# Task brief
Output every record word for word.

# Provided information
## START

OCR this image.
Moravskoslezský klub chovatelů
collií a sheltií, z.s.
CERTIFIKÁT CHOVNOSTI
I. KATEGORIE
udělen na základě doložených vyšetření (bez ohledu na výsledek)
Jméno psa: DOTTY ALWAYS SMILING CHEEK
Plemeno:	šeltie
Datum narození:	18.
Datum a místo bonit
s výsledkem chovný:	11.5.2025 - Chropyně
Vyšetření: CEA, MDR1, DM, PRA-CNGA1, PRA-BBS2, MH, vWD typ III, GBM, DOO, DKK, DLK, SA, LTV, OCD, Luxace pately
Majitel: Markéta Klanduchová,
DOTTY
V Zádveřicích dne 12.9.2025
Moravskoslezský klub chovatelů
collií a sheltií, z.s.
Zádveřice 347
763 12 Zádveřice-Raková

## END

# Reply to the exercise
OCR this image.
Moravskoslezský klub chovatelů
collií a sheltií, z.s.
CERTIFIKÁT CHOVNOSTI
I. KATEGORIE
udělen na základě doložených vyšetření (bez ohledu na výsledek)
Jméno psa: DOTTY ALWAYS SMILING CHEEK
Plemeno:	šeltie
Datum narození:	18.
Datum a místo bonit
s výsledkem chovný:	11.5.2025 - Chropyně
Vyšetření: CEA, MDR1, DM, PRA-CNGA1, PRA-BBS2, MH, vWD typ III, GBM, DOO, DKK, DLK, SA, LTV, OCD, Luxace pately
Majitel: Markéta Klanduchová,
DOTTY
V Zádveřicích dne 12.9.2025
Moravskoslezský klub chovatelů
collií a sheltií, z.s.
Zádveřice 347
763 12 Zádveřice-Raková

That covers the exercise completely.